▶ **Instructions for the task**
Return the whole listing, keeping every character the same.

────────────────────

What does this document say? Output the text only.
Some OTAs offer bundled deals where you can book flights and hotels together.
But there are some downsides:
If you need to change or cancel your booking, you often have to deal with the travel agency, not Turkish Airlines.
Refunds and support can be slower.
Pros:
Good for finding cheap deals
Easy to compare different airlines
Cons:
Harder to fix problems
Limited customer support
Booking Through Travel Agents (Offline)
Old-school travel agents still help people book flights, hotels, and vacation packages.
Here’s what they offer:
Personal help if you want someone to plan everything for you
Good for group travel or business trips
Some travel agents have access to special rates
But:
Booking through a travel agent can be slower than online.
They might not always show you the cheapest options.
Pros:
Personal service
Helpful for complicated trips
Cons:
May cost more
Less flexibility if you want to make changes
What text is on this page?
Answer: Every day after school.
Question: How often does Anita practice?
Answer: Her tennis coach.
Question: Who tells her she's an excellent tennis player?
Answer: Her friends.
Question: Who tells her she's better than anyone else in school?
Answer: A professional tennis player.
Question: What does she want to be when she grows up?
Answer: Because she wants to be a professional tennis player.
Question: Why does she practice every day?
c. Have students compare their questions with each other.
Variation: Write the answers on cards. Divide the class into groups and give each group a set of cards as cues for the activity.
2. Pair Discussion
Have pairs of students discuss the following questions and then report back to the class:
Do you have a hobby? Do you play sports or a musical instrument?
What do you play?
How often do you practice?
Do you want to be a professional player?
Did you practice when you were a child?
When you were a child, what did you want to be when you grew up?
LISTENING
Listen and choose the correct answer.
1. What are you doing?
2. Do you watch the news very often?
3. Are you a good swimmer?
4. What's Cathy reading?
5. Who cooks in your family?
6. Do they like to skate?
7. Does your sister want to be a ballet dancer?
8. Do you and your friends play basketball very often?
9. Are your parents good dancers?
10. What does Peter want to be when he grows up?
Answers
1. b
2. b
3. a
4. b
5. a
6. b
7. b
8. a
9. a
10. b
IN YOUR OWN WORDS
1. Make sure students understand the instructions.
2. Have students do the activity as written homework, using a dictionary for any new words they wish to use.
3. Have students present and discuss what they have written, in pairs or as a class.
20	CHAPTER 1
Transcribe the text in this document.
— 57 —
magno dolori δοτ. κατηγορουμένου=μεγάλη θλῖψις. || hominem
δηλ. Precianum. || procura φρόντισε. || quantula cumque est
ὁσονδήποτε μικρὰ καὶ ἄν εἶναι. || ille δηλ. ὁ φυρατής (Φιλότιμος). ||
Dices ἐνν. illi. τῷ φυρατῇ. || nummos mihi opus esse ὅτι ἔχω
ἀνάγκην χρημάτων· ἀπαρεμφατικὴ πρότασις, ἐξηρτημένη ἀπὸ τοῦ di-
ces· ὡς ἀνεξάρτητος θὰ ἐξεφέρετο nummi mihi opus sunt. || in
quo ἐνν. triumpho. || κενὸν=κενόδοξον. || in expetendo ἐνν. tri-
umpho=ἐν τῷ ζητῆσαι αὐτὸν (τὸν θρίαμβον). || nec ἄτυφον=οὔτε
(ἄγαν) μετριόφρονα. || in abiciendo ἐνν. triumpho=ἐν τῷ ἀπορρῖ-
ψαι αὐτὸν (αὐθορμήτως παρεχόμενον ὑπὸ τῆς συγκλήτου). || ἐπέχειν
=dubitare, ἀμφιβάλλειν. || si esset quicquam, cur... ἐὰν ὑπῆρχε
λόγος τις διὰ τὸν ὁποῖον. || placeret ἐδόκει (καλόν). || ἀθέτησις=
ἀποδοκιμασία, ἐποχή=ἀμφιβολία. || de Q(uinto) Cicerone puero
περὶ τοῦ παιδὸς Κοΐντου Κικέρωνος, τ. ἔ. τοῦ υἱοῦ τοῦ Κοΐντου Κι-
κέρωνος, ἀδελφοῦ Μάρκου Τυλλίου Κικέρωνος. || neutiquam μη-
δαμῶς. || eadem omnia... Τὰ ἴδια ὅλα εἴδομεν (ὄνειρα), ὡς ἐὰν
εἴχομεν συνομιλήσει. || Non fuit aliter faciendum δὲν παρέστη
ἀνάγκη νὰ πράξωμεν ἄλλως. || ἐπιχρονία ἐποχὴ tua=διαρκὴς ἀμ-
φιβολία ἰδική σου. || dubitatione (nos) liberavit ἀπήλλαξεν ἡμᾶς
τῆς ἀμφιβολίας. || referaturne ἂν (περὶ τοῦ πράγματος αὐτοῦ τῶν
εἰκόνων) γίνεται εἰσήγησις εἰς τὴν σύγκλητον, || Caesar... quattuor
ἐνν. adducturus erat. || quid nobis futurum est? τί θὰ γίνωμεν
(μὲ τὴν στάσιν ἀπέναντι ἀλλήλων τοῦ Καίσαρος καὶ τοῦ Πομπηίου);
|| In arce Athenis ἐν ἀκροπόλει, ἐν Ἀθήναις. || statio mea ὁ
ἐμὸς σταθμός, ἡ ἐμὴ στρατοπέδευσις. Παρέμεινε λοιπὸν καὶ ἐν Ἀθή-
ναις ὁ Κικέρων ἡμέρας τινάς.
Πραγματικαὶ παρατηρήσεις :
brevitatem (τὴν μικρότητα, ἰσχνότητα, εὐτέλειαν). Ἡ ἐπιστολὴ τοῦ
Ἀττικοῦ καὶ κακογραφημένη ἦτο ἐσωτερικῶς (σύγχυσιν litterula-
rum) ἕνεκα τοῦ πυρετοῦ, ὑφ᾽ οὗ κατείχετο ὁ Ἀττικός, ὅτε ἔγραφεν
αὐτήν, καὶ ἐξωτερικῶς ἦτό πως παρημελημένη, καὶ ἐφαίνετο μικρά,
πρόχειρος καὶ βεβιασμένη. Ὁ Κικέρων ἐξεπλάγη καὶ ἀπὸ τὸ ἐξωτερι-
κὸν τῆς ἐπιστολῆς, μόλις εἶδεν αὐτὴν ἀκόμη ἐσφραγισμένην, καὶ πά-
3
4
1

────────────────────

▶ **Solution to the problem**
What does this document say? Output the text only.
Some OTAs offer bundled deals where you can book flights and hotels together.
But there are some downsides:
If you need to change or cancel your booking, you often have to deal with the travel agency, not Turkish Airlines.
Refunds and support can be slower.
Pros:
Good for finding cheap deals
Easy to compare different airlines
Cons:
Harder to fix problems
Limited customer support
Booking Through Travel Agents (Offline)
Old-school travel agents still help people book flights, hotels, and vacation packages.
Here’s what they offer:
Personal help if you want someone to plan everything for you
Good for group travel or business trips
Some travel agents have access to special rates
But:
Booking through a travel agent can be slower than online.
They might not always show you the cheapest options.
Pros:
Personal service
Helpful for complicated trips
Cons:
May cost more
Less flexibility if you want to make changes
What text is on this page?
Answer: Every day after school.
Question: How often does Anita practice?
Answer: Her tennis coach.
Question: Who tells her she's an excellent tennis player?
Answer: Her friends.
Question: Who tells her she's better than anyone else in school?
Answer: A professional tennis player.
Question: What does she want to be when she grows up?
Answer: Because she wants to be a professional tennis player.
Question: Why does she practice every day?
c. Have students compare their questions with each other.
Variation: Write the answers on cards. Divide the class into groups and give each group a set of cards as cues for the activity.
2. Pair Discussion
Have pairs of students discuss the following questions and then report back to the class:
Do you have a hobby? Do you play sports or a musical instrument?
What do you play?
How often do you practice?
Do you want to be a professional player?
Did you practice when you were a child?
When you were a child, what did you want to be when you grew up?
LISTENING
Listen and choose the correct answer.
1. What are you doing?
2. Do you watch the news very often?
3. Are you a good swimmer?
4. What's Cathy reading?
5. Who cooks in your family?
6. Do they like to skate?
7. Does your sister want to be a ballet dancer?
8. Do you and your friends play basketball very often?
9. Are your parents good dancers?
10. What does Peter want to be when he grows up?
Answers
1. b
2. b
3. a
4. b
5. a
6. b
7. b
8. a
9. a
10. b
IN YOUR OWN WORDS
1. Make sure students understand the instructions.
2. Have students do the activity as written homework, using a dictionary for any new words they wish to use.
3. Have students present and discuss what they have written, in pairs or as a class.
20	CHAPTER 1
Transcribe the text in this document.
— 57 —
magno dolori δοτ. κατηγορουμένου=μεγάλη θλῖψις. || hominem
δηλ. Precianum. || procura φρόντισε. || quantula cumque est
ὁσονδήποτε μικρὰ καὶ ἄν εἶναι. || ille δηλ. ὁ φυρατής (Φιλότιμος). ||
Dices ἐνν. illi. τῷ φυρατῇ. || nummos mihi opus esse ὅτι ἔχω
ἀνάγκην χρημάτων· ἀπαρεμφατικὴ πρότασις, ἐξηρτημένη ἀπὸ τοῦ di-
ces· ὡς ἀνεξάρτητος θὰ ἐξεφέρετο nummi mihi opus sunt. || in
quo ἐνν. triumpho. || κενὸν=κενόδοξον. || in expetendo ἐνν. tri-
umpho=ἐν τῷ ζητῆσαι αὐτὸν (τὸν θρίαμβον). || nec ἄτυφον=οὔτε
(ἄγαν) μετριόφρονα. || in abiciendo ἐνν. triumpho=ἐν τῷ ἀπορρῖ-
ψαι αὐτὸν (αὐθορμήτως παρεχόμενον ὑπὸ τῆς συγκλήτου). || ἐπέχειν
=dubitare, ἀμφιβάλλειν. || si esset quicquam, cur... ἐὰν ὑπῆρχε
λόγος τις διὰ τὸν ὁποῖον. || placeret ἐδόκει (καλόν). || ἀθέτησις=
ἀποδοκιμασία, ἐποχή=ἀμφιβολία. || de Q(uinto) Cicerone puero
περὶ τοῦ παιδὸς Κοΐντου Κικέρωνος, τ. ἔ. τοῦ υἱοῦ τοῦ Κοΐντου Κι-
κέρωνος, ἀδελφοῦ Μάρκου Τυλλίου Κικέρωνος. || neutiquam μη-
δαμῶς. || eadem omnia... Τὰ ἴδια ὅλα εἴδομεν (ὄνειρα), ὡς ἐὰν
εἴχομεν συνομιλήσει. || Non fuit aliter faciendum δὲν παρέστη
ἀνάγκη νὰ πράξωμεν ἄλλως. || ἐπιχρονία ἐποχὴ tua=διαρκὴς ἀμ-
φιβολία ἰδική σου. || dubitatione (nos) liberavit ἀπήλλαξεν ἡμᾶς
τῆς ἀμφιβολίας. || referaturne ἂν (περὶ τοῦ πράγματος αὐτοῦ τῶν
εἰκόνων) γίνεται εἰσήγησις εἰς τὴν σύγκλητον, || Caesar... quattuor
ἐνν. adducturus erat. || quid nobis futurum est? τί θὰ γίνωμεν
(μὲ τὴν στάσιν ἀπέναντι ἀλλήλων τοῦ Καίσαρος καὶ τοῦ Πομπηίου);
|| In arce Athenis ἐν ἀκροπόλει, ἐν Ἀθήναις. || statio mea ὁ
ἐμὸς σταθμός, ἡ ἐμὴ στρατοπέδευσις. Παρέμεινε λοιπὸν καὶ ἐν Ἀθή-
ναις ὁ Κικέρων ἡμέρας τινάς.
Πραγματικαὶ παρατηρήσεις :
brevitatem (τὴν μικρότητα, ἰσχνότητα, εὐτέλειαν). Ἡ ἐπιστολὴ τοῦ
Ἀττικοῦ καὶ κακογραφημένη ἦτο ἐσωτερικῶς (σύγχυσιν litterula-
rum) ἕνεκα τοῦ πυρετοῦ, ὑφ᾽ οὗ κατείχετο ὁ Ἀττικός, ὅτε ἔγραφεν
αὐτήν, καὶ ἐξωτερικῶς ἦτό πως παρημελημένη, καὶ ἐφαίνετο μικρά,
πρόχειρος καὶ βεβιασμένη. Ὁ Κικέρων ἐξεπλάγη καὶ ἀπὸ τὸ ἐξωτερι-
κὸν τῆς ἐπιστολῆς, μόλις εἶδεν αὐτὴν ἀκόμη ἐσφραγισμένην, καὶ πά-
3
4
1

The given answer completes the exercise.